------ Data for processing ------
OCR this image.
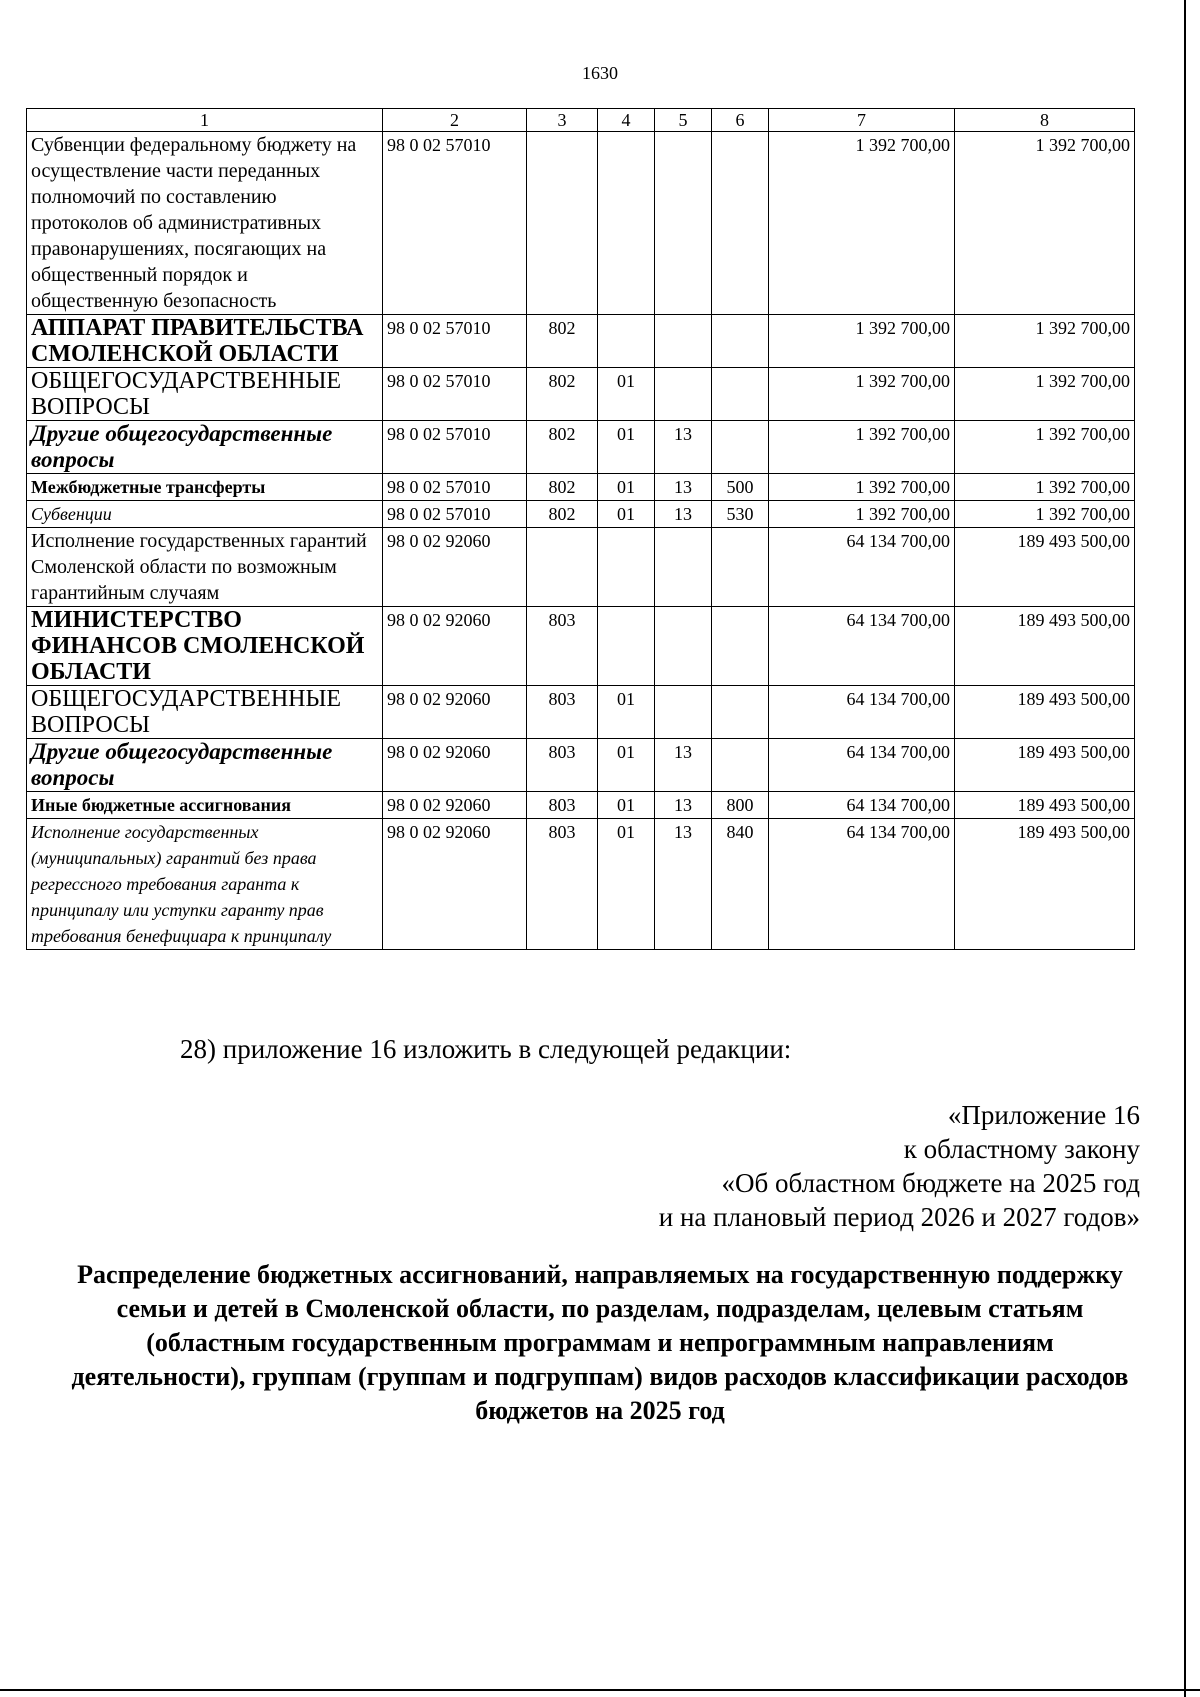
1630
1	2	3	4	5	6	7	8
Субвенции федеральному бюджету на осуществление части переданных полномочий по составлению протоколов об административных правонарушениях, посягающих на общественный порядок и общественную безопасность	98 0 02 57010					1 392 700,00	1 392 700,00
АППАРАТ ПРАВИТЕЛЬСТВА СМОЛЕНСКОЙ ОБЛАСТИ	98 0 02 57010	802				1 392 700,00	1 392 700,00
ОБЩЕГОСУДАРСТВЕННЫЕ ВОПРОСЫ	98 0 02 57010	802	01			1 392 700,00	1 392 700,00
Другие общегосударственные вопросы	98 0 02 57010	802	01	13		1 392 700,00	1 392 700,00
Межбюджетные трансферты	98 0 02 57010	802	01	13	500	1 392 700,00	1 392 700,00
Субвенции	98 0 02 57010	802	01	13	530	1 392 700,00	1 392 700,00
Исполнение государственных гарантий Смоленской области по возможным гарантийным случаям	98 0 02 92060					64 134 700,00	189 493 500,00
МИНИСТЕРСТВО ФИНАНСОВ СМОЛЕНСКОЙ ОБЛАСТИ	98 0 02 92060	803				64 134 700,00	189 493 500,00
ОБЩЕГОСУДАРСТВЕННЫЕ ВОПРОСЫ	98 0 02 92060	803	01			64 134 700,00	189 493 500,00
Другие общегосударственные вопросы	98 0 02 92060	803	01	13		64 134 700,00	189 493 500,00
Иные бюджетные ассигнования	98 0 02 92060	803	01	13	800	64 134 700,00	189 493 500,00
Исполнение государственных (муниципальных) гарантий без права регрессного требования гаранта к принципалу или уступки гаранту прав требования бенефициара к принципалу	98 0 02 92060	803	01	13	840	64 134 700,00	189 493 500,00
28) приложение 16 изложить в следующей редакции:
«Приложение 16
к областному закону
«Об областном бюджете на 2025 год
и на плановый период 2026 и 2027 годов»
Распределение бюджетных ассигнований, направляемых на государственную поддержку семьи и детей в Смоленской области, по разделам, подразделам, целевым статьям (областным государственным программам и непрограммным направлениям деятельности), группам (группам и подгруппам) видов расходов классификации расходов бюджетов на 2025 год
------
Short problem:
Filter the listing above for the string "гарантий" and copy every matching line.

Answer in full:
Исполнение государственных гарантий Смоленской области по возможным гарантийным случаям	98 0 02 92060					64 134 700,00	189 493 500,00
Исполнение государственных (муниципальных) гарантий без права регрессного требования гаранта к принципалу или уступки гаранту прав требования бенефициара к принципалу	98 0 02 92060	803	01	13	840	64 134 700,00	189 493 500,00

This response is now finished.